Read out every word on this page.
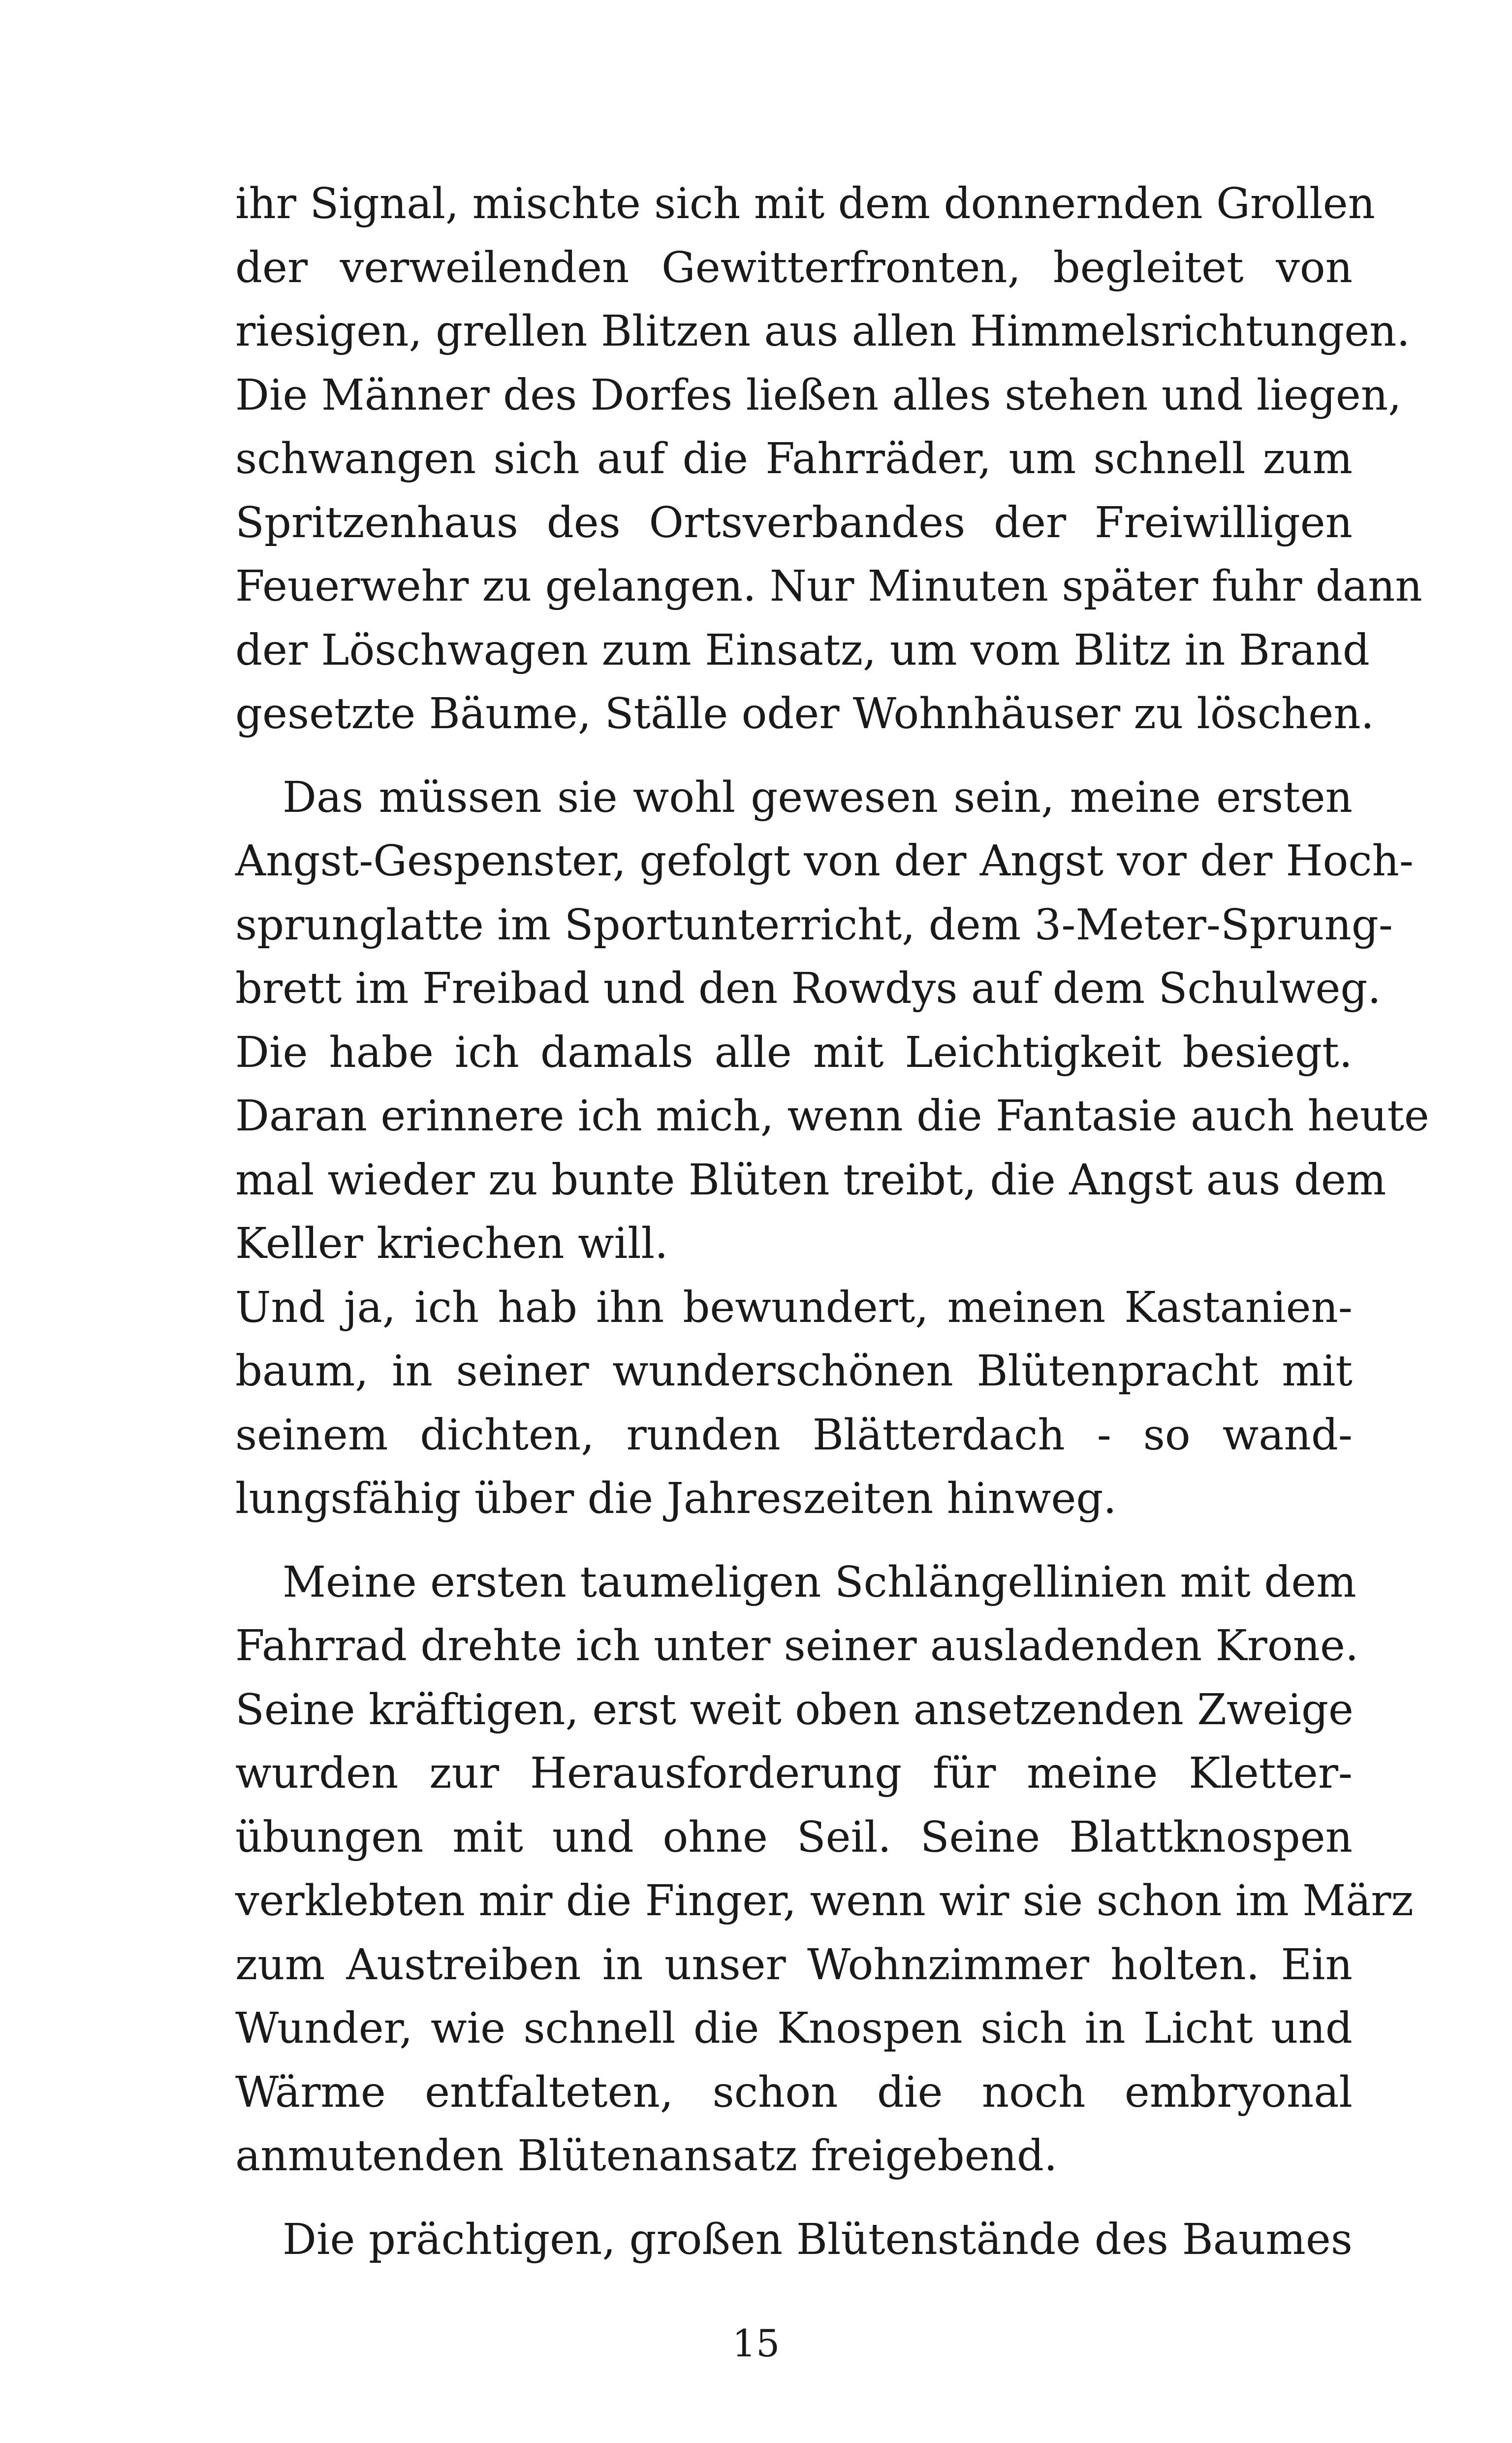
ihr Signal, mischte sich mit dem donnernden Grollen
der verweilenden Gewitterfronten, begleitet von
riesigen, grellen Blitzen aus allen Himmelsrichtungen.
Die Männer des Dorfes ließen alles stehen und liegen,
schwangen sich auf die Fahrräder, um schnell zum
Spritzenhaus des Ortsverbandes der Freiwilligen
Feuerwehr zu gelangen. Nur Minuten später fuhr dann
der Löschwagen zum Einsatz, um vom Blitz in Brand
gesetzte Bäume, Ställe oder Wohnhäuser zu löschen.
Das müssen sie wohl gewesen sein, meine ersten
Angst-Gespenster, gefolgt von der Angst vor der Hoch-
sprunglatte im Sportunterricht, dem 3-Meter-Sprung-
brett im Freibad und den Rowdys auf dem Schulweg.
Die habe ich damals alle mit Leichtigkeit besiegt.
Daran erinnere ich mich, wenn die Fantasie auch heute
mal wieder zu bunte Blüten treibt, die Angst aus dem
Keller kriechen will.
Und ja, ich hab ihn bewundert, meinen Kastanien-
baum, in seiner wunderschönen Blütenpracht mit
seinem dichten, runden Blätterdach - so wand-
lungsfähig über die Jahreszeiten hinweg.
Meine ersten taumeligen Schlängellinien mit dem
Fahrrad drehte ich unter seiner ausladenden Krone.
Seine kräftigen, erst weit oben ansetzenden Zweige
wurden zur Herausforderung für meine Kletter-
übungen mit und ohne Seil. Seine Blattknospen
verklebten mir die Finger, wenn wir sie schon im März
zum Austreiben in unser Wohnzimmer holten. Ein
Wunder, wie schnell die Knospen sich in Licht und
Wärme entfalteten, schon die noch embryonal
anmutenden Blütenansatz freigebend.
Die prächtigen, großen Blütenstände des Baumes
15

EXERCISE AIM:
Gather each line in these records that contains the string "sich".

EXERCISE OUTPUT:
ihr Signal, mischte sich mit dem donnernden Grollen
schwangen sich auf die Fahrräder, um schnell zum
Wunder, wie schnell die Knospen sich in Licht und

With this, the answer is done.